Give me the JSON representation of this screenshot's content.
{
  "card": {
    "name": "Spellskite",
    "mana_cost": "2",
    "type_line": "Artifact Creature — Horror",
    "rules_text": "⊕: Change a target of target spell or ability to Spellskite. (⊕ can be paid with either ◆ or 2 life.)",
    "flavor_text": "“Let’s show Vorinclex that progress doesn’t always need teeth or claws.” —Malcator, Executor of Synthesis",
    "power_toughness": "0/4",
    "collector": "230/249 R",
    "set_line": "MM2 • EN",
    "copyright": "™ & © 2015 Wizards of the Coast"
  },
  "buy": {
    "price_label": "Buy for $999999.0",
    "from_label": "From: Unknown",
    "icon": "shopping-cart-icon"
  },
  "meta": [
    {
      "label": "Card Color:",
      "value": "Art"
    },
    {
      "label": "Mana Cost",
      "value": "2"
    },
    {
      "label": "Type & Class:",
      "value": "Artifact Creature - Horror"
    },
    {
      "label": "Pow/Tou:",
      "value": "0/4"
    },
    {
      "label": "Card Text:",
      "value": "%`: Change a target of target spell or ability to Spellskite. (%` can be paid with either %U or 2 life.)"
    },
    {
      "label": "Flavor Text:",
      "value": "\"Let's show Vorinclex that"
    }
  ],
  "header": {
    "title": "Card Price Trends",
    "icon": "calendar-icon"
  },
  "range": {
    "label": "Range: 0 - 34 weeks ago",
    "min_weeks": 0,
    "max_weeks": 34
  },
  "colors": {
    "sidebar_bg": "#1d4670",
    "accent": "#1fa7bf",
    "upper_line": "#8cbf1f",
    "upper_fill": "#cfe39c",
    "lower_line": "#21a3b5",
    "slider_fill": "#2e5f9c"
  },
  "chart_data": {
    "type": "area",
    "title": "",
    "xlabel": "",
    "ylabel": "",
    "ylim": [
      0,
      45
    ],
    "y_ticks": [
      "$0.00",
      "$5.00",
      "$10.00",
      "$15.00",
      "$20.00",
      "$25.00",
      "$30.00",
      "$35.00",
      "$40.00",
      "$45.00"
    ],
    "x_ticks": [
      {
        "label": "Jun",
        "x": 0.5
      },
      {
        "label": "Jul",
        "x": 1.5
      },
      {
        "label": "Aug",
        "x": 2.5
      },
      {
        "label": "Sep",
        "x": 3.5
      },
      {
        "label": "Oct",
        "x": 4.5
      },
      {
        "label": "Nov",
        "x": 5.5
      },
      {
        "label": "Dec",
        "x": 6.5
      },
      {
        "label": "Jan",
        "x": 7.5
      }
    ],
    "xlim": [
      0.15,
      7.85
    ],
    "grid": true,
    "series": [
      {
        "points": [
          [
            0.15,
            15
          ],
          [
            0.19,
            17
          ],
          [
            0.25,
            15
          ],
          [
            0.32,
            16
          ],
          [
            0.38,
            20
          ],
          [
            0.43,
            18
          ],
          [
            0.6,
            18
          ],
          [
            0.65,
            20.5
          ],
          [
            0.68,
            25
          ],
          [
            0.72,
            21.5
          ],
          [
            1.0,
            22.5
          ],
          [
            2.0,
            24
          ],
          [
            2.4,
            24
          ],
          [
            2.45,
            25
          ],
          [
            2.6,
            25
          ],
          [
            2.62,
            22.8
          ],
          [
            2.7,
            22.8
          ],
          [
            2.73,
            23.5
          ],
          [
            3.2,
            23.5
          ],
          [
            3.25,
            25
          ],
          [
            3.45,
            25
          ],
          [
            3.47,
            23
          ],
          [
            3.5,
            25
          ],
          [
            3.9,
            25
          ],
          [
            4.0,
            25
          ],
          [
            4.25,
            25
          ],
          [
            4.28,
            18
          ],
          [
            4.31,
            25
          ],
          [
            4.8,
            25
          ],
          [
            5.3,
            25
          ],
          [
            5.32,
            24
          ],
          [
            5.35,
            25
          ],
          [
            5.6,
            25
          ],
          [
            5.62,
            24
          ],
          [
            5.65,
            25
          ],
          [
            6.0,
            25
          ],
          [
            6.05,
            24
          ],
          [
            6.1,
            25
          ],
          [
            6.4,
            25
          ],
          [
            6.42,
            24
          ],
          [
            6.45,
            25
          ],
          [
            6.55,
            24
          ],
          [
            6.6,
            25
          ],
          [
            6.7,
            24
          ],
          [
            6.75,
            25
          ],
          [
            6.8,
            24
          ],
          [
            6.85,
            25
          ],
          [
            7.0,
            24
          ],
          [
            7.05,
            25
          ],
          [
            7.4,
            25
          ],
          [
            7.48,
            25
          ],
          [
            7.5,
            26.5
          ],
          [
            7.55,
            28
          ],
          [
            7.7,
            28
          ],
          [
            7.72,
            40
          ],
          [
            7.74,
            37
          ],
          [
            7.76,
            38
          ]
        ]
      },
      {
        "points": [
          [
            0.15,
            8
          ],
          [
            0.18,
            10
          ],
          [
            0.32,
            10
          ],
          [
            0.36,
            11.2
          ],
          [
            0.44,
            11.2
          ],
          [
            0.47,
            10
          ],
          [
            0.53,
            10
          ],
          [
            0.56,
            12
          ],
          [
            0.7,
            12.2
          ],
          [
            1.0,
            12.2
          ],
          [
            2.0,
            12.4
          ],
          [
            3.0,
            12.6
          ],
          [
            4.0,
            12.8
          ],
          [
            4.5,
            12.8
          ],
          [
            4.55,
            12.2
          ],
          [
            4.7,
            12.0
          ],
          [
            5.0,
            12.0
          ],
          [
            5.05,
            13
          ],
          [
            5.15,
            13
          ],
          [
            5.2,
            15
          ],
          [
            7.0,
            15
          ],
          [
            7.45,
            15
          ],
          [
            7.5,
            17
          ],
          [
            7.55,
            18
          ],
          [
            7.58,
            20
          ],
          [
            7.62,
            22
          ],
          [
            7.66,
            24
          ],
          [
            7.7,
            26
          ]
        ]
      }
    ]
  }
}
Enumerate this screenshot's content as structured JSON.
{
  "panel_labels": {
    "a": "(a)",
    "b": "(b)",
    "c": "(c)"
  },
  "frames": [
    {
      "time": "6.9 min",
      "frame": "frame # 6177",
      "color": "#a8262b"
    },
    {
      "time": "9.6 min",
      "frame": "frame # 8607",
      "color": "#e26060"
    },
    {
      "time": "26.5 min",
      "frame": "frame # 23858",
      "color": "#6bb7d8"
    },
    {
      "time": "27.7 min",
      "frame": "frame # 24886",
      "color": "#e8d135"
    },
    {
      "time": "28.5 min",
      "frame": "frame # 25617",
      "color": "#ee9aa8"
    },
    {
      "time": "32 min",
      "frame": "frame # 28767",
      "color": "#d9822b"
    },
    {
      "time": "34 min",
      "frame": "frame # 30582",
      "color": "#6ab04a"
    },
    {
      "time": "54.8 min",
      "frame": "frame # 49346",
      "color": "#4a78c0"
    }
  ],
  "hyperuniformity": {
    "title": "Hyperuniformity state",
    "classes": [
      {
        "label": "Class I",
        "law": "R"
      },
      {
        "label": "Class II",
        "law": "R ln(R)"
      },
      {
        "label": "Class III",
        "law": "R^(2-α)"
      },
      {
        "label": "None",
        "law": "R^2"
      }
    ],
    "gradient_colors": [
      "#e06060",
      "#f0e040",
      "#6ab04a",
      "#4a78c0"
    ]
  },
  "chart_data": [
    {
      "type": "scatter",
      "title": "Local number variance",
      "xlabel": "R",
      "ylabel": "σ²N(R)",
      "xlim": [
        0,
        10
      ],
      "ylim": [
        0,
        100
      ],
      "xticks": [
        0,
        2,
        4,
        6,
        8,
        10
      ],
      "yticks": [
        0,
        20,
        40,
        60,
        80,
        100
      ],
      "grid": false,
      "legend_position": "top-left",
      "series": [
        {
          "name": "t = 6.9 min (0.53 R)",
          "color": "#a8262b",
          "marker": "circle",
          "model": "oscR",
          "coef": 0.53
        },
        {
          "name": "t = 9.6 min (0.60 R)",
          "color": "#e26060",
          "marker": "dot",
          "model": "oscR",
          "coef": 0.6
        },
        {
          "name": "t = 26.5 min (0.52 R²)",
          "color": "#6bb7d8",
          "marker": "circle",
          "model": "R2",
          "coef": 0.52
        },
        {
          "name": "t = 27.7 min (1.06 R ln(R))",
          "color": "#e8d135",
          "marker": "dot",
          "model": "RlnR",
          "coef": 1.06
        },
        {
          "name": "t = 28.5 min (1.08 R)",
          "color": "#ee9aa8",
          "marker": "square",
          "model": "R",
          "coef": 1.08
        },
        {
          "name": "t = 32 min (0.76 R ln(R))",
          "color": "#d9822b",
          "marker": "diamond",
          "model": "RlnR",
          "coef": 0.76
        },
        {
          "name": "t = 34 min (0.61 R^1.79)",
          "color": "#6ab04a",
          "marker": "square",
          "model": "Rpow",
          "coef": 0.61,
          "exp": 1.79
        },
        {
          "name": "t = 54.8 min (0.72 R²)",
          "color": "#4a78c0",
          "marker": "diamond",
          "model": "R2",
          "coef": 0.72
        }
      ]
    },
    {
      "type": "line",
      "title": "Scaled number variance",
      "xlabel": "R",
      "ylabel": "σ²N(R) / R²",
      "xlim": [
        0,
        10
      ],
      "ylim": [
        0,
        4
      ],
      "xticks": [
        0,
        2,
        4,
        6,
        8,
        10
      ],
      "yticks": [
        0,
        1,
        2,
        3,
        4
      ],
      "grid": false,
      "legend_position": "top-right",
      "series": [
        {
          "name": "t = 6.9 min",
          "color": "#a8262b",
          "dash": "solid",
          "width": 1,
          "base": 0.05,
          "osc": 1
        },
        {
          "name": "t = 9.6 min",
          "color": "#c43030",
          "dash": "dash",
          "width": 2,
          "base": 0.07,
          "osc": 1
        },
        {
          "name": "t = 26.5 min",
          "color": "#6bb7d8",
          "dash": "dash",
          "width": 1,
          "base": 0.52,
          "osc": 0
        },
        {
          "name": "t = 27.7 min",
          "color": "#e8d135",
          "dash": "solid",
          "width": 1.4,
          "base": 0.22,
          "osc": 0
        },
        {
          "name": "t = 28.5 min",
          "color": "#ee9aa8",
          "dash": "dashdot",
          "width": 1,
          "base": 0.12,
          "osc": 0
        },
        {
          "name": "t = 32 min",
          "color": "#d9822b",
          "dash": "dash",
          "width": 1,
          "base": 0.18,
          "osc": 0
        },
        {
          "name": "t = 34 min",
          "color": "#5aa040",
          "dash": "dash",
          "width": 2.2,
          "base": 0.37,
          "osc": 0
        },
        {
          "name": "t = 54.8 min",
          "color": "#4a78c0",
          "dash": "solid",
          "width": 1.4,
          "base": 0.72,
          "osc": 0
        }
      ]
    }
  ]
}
----
From the listing above, copy all lines holding the word "this".

**Problem solution:**
Give me the JSON representation of this screenshot's content.
Enumerate this screenshot's content as structured JSON.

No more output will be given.